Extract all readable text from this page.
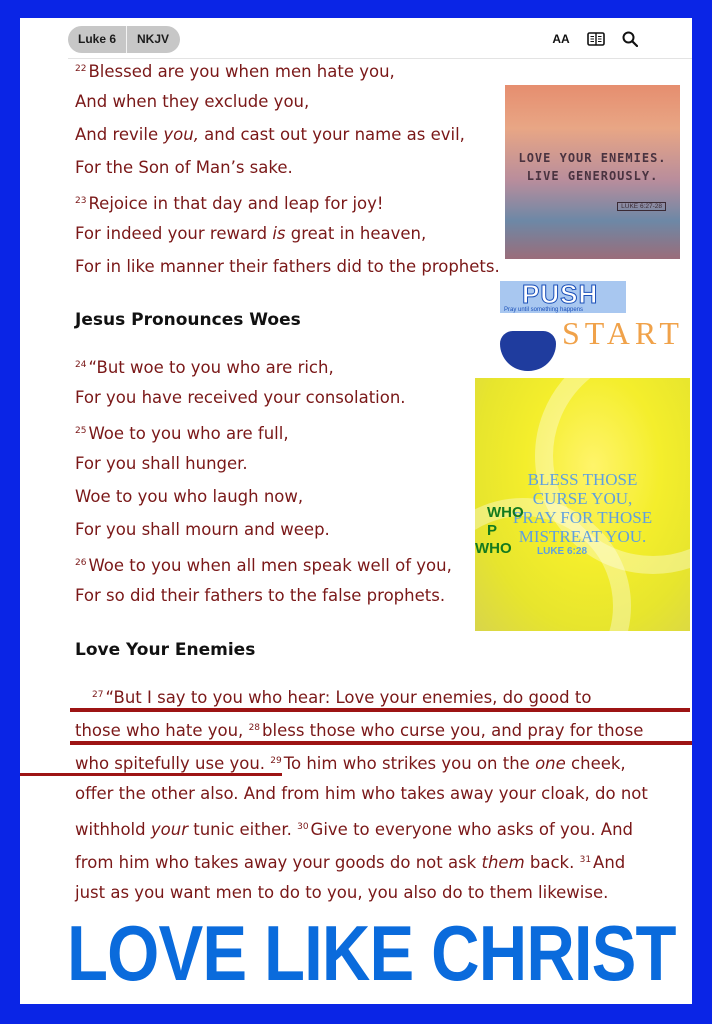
Luke 6	NKJV	AA
$^{22}$ Blessed are you when men hate you,
And when they exclude you,
And revile you, and cast out your name as evil,
For the Son of Man’s sake.
$^{23}$ Rejoice in that day and leap for joy!
For indeed your reward is great in heaven,
For in like manner their fathers did to the prophets.
Jesus Pronounces Woes
$^{24}$ “But woe to you who are rich,
For you have received your consolation.
$^{25}$ Woe to you who are full,
For you shall hunger.
Woe to you who laugh now,
For you shall mourn and weep.
$^{26}$ Woe to you when all men speak well of you,
For so did their fathers to the false prophets.
Love Your Enemies
$^{27}$ “But I say to you who hear: Love your enemies, do good to
those who hate you, $^{28}$ bless those who curse you, and pray for those
who spitefully use you. $^{29}$ To him who strikes you on the one cheek,
offer the other also. And from him who takes away your cloak, do not
withhold your tunic either. $^{30}$ Give to everyone who asks of you. And
from him who takes away your goods do not ask them back. $^{31}$ And
just as you want men to do to you, you also do to them likewise.
LOVE YOUR ENEMIES.
LIVE GENEROUSLY.
LUKE 6:27-28
PUSH
Pray until something happens
START
BLESS THOSE
CURSE YOU,
PRAY FOR THOSE
MISTREAT YOU.
LUKE 6:28
WHO
P
WHO
LOVE LIKE CHRIST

__________

In the listing above, find each line with the word "fathers" and copy it.

# [Answer to this task]
For in like manner their fathers did to the prophets.
For so did their fathers to the false prophets.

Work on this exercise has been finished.